Records from a collection of figures
==*==

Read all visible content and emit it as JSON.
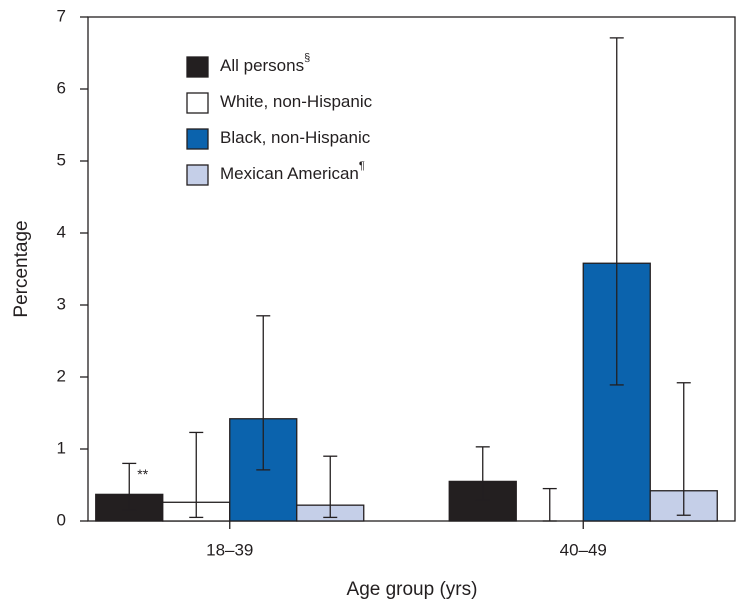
{
  "chart_data": {
    "type": "bar",
    "x_label": "Age group (yrs)",
    "y_label": "Percentage",
    "categories": [
      "18–39",
      "40–49"
    ],
    "ylim": [
      0,
      7
    ],
    "yticks": [
      0,
      1,
      2,
      3,
      4,
      5,
      6,
      7
    ],
    "series": [
      {
        "name": "All persons",
        "footnote": "§",
        "color": "#231f20",
        "values": [
          0.37,
          0.55
        ],
        "ci_low": [
          0.15,
          0.29
        ],
        "ci_high": [
          0.8,
          1.03
        ]
      },
      {
        "name": "White, non-Hispanic",
        "color": "#ffffff",
        "values": [
          0.26,
          0
        ],
        "ci_low": [
          0.05,
          0
        ],
        "ci_high": [
          1.23,
          0.45
        ]
      },
      {
        "name": "Black, non-Hispanic",
        "color": "#0b63ad",
        "values": [
          1.42,
          3.58
        ],
        "ci_low": [
          0.71,
          1.89
        ],
        "ci_high": [
          2.85,
          6.71
        ]
      },
      {
        "name": "Mexican American",
        "footnote": "¶",
        "color": "#c5cfe8",
        "values": [
          0.22,
          0.42
        ],
        "ci_low": [
          0.05,
          0.08
        ],
        "ci_high": [
          0.9,
          1.92
        ]
      }
    ],
    "annotations": [
      {
        "text": "**",
        "series": 0,
        "category": 0
      }
    ]
  }
}
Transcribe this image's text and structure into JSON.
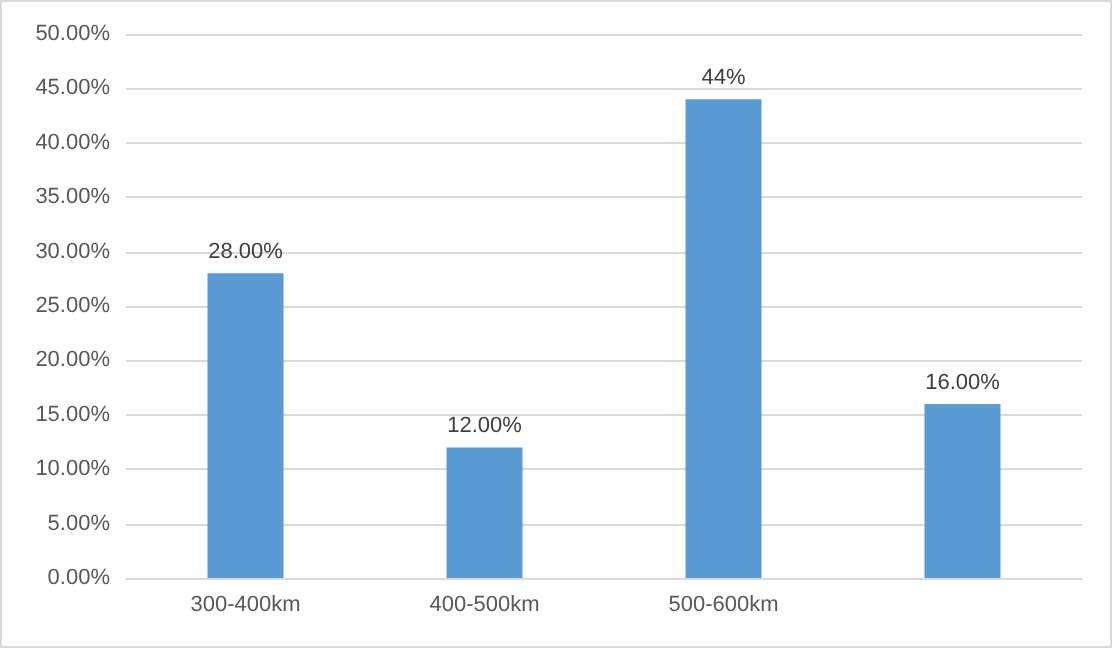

==*==

Given request
Pick out the lines containing the string "Hispanic" and show them.

Solution
        "name": "White, non-Hispanic",
        "name": "Black, non-Hispanic",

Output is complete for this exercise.